From the entries below, copy every line holding the word "Bluetooth".
▼
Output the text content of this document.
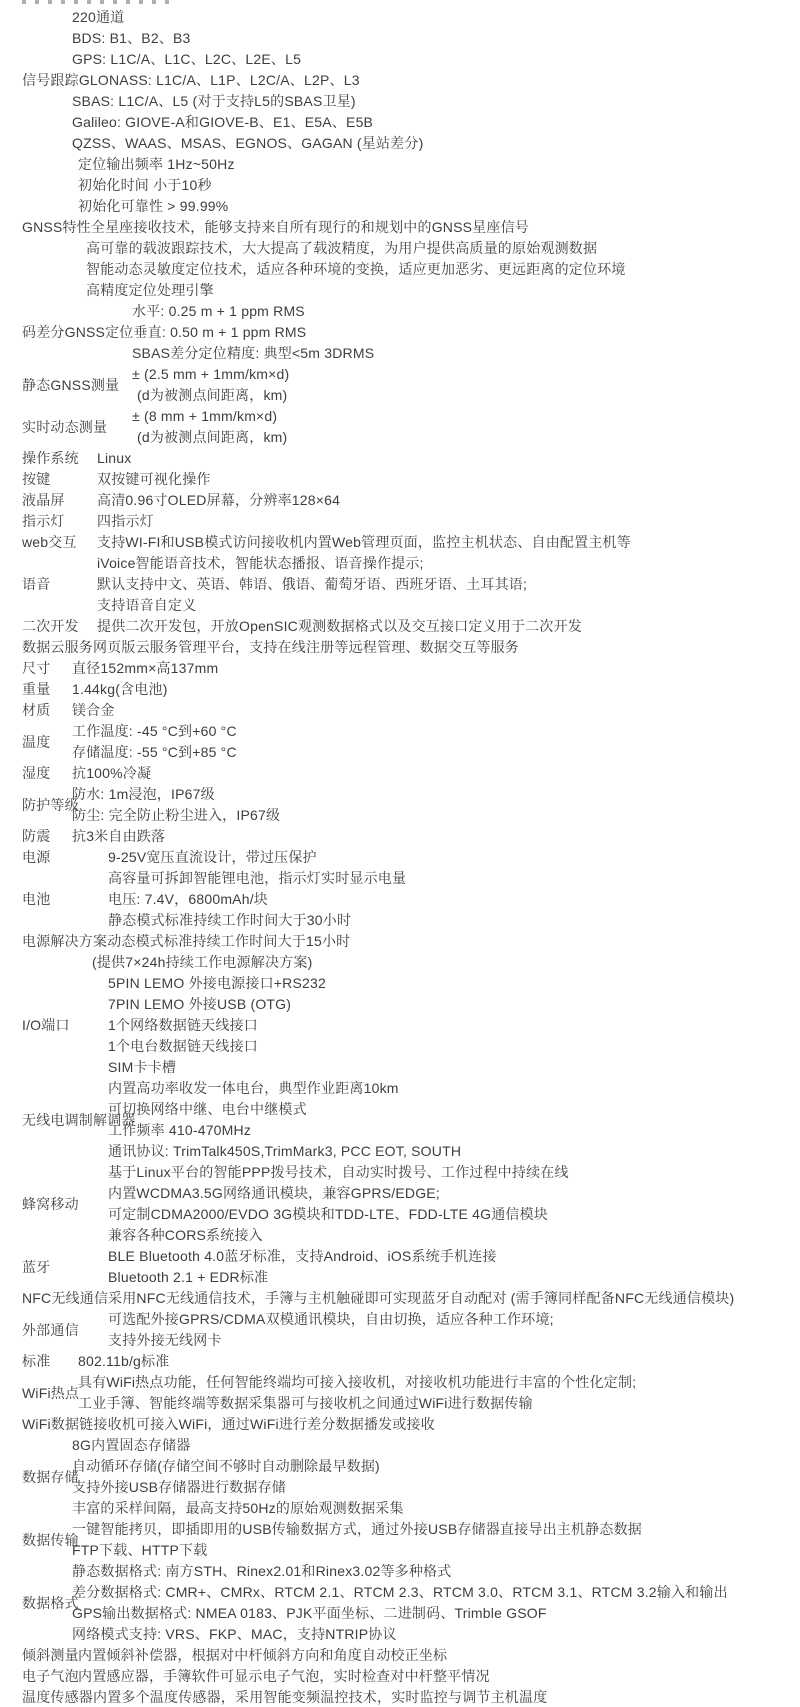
220通道
BDS: B1、B2、B3
GPS: L1C/A、L1C、L2C、L2E、L5
信号跟踪GLONASS: L1C/A、L1P、L2C/A、L2P、L3
SBAS: L1C/A、L5 (对于支持L5的SBAS卫星)
Galileo: GIOVE-A和GIOVE-B、E1、E5A、E5B
QZSS、WAAS、MSAS、EGNOS、GAGAN (星站差分)
定位输出频率 1Hz~50Hz
初始化时间 小于10秒
初始化可靠性 > 99.99%
GNSS特性全星座接收技术，能够支持来自所有现行的和规划中的GNSS星座信号
高可靠的载波跟踪技术，大大提高了载波精度，为用户提供高质量的原始观测数据
智能动态灵敏度定位技术，适应各种环境的变换，适应更加恶劣、更远距离的定位环境
高精度定位处理引擎
水平: 0.25 m + 1 ppm RMS
码差分GNSS定位垂直: 0.50 m + 1 ppm RMS
SBAS差分定位精度: 典型<5m 3DRMS
± (2.5 mm + 1mm/km×d)
(d为被测点间距离，km)
静态GNSS测量
± (8 mm + 1mm/km×d)
(d为被测点间距离，km)
实时动态测量
Linux
操作系统
双按键可视化操作
按键
高清0.96寸OLED屏幕，分辨率128×64
液晶屏
四指示灯
指示灯
支持WI-FI和USB模式访问接收机内置Web管理页面，监控主机状态、自由配置主机等
iVoice智能语音技术，智能状态播报、语音操作提示;
web交互
默认支持中文、英语、韩语、俄语、葡萄牙语、西班牙语、土耳其语;
支持语音自定义
语音
提供二次开发包，开放OpenSIC观测数据格式以及交互接口定义用于二次开发
二次开发
数据云服务网页版云服务管理平台，支持在线注册等远程管理、数据交互等服务
直径152mm×高137mm
尺寸
1.44kg(含电池)
重量
镁合金
材质
工作温度: -45 °C到+60 °C
存储温度: -55 °C到+85 °C
温度
抗100%冷凝
湿度
防水: 1m浸泡，IP67级
防尘: 完全防止粉尘进入，IP67级
防护等级
抗3米自由跌落
防震
9-25V宽压直流设计，带过压保护
电源
高容量可拆卸智能锂电池，指示灯实时显示电量
电压: 7.4V，6800mAh/块
静态模式标准持续工作时间大于30小时
电池
电源解决方案动态模式标准持续工作时间大于15小时
(提供7×24h持续工作电源解决方案)
5PIN LEMO 外接电源接口+RS232
7PIN LEMO 外接USB (OTG)
1个网络数据链天线接口
1个电台数据链天线接口
SIM卡卡槽
内置高功率收发一体电台，典型作业距离10km
I/O端口
可切换网络中继、电台中继模式
工作频率 410-470MHz
通讯协议: TrimTalk450S,TrimMark3, PCC EOT, SOUTH
基于Linux平台的智能PPP拨号技术，自动实时拨号、工作过程中持续在线
无线电调制解调器
内置WCDMA3.5G网络通讯模块，兼容GPRS/EDGE;
可定制CDMA2000/EVDO 3G模块和TDD-LTE、FDD-LTE 4G通信模块
兼容各种CORS系统接入
蜂窝移动
BLE Bluetooth 4.0蓝牙标准，支持Android、iOS系统手机连接
Bluetooth 2.1 + EDR标准
蓝牙
采用NFC无线通信技术，手簿与主机触碰即可实现蓝牙自动配对 (需手簿同样配备NFC无线通信模块)
NFC无线通信
可选配外接GPRS/CDMA双模通讯模块，自由切换，适应各种工作环境;
支持外接无线网卡
外部通信
802.11b/g标准
标准
具有WiFi热点功能，任何智能终端均可接入接收机，对接收机功能进行丰富的个性化定制;
工业手簿、智能终端等数据采集器可与接收机之间通过WiFi进行数据传输
WiFi热点
WiFi数据链接收机可接入WiFi，通过WiFi进行差分数据播发或接收
8G内置固态存储器
自动循环存储(存储空间不够时自动删除最早数据)
支持外接USB存储器进行数据存储
丰富的采样间隔，最高支持50Hz的原始观测数据采集
数据存储
一键智能拷贝，即插即用的USB传输数据方式，通过外接USB存储器直接导出主机静态数据
FTP下载、HTTP下载
数据传输
静态数据格式: 南方STH、Rinex2.01和Rinex3.02等多种格式
差分数据格式: CMR+、CMRx、RTCM 2.1、RTCM 2.3、RTCM 3.0、RTCM 3.1、RTCM 3.2输入和输出
GPS输出数据格式: NMEA 0183、PJK平面坐标、二进制码、Trimble GSOF
网络模式支持: VRS、FKP、MAC，支持NTRIP协议
数据格式
内置倾斜补偿器，根据对中杆倾斜方向和角度自动校正坐标
倾斜测量
内置感应器，手簿软件可显示电子气泡，实时检查对中杆整平情况
电子气泡
温度传感器内置多个温度传感器，采用智能变频温控技术，实时监控与调节主机温度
▲
> Solution below:
BLE Bluetooth 4.0蓝牙标准，支持Android、iOS系统手机连接
Bluetooth 2.1 + EDR标准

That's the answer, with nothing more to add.